═══ Entries supplied

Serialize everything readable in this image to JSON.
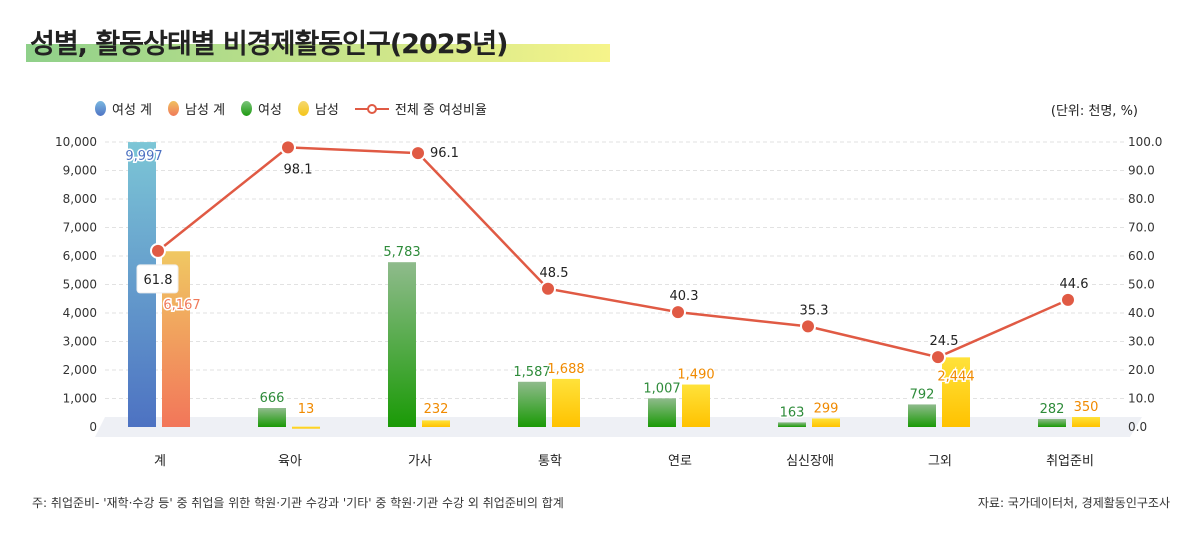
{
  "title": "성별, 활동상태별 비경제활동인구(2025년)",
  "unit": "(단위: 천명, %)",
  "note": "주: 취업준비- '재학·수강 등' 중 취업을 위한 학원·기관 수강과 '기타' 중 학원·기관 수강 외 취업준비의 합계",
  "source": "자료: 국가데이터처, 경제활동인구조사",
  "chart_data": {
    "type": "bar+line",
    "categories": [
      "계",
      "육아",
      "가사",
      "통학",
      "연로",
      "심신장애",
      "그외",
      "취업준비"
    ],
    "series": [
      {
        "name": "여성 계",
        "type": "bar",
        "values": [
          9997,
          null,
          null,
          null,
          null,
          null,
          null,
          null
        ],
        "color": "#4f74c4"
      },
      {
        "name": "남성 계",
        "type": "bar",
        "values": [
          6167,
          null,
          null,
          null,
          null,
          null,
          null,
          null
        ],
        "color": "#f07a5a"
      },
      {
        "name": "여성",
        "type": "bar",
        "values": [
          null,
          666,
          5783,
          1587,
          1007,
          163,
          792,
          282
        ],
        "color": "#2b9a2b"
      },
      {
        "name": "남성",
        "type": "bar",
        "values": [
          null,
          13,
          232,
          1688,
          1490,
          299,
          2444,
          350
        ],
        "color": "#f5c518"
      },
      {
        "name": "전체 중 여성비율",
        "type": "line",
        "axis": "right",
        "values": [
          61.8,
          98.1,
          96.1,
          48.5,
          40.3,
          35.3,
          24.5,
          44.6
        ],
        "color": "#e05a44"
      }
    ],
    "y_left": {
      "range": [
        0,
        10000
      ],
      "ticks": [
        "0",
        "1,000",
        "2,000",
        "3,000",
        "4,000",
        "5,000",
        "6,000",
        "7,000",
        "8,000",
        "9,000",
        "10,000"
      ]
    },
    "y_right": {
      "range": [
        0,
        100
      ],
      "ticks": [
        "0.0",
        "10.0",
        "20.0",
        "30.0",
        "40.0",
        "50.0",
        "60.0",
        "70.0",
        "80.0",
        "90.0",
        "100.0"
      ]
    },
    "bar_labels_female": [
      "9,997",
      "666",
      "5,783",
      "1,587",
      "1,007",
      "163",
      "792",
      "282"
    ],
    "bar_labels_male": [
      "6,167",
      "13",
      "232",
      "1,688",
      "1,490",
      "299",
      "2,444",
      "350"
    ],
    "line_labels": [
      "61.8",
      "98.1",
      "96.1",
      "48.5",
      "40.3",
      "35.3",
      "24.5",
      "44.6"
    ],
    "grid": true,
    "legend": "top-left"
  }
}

══════

* **Given request**: Show every line in the records above that contains the word "color".

* **Solution**:
        "color": "#4f74c4"
        "color": "#f07a5a"
        "color": "#2b9a2b"
        "color": "#f5c518"
        "color": "#e05a44"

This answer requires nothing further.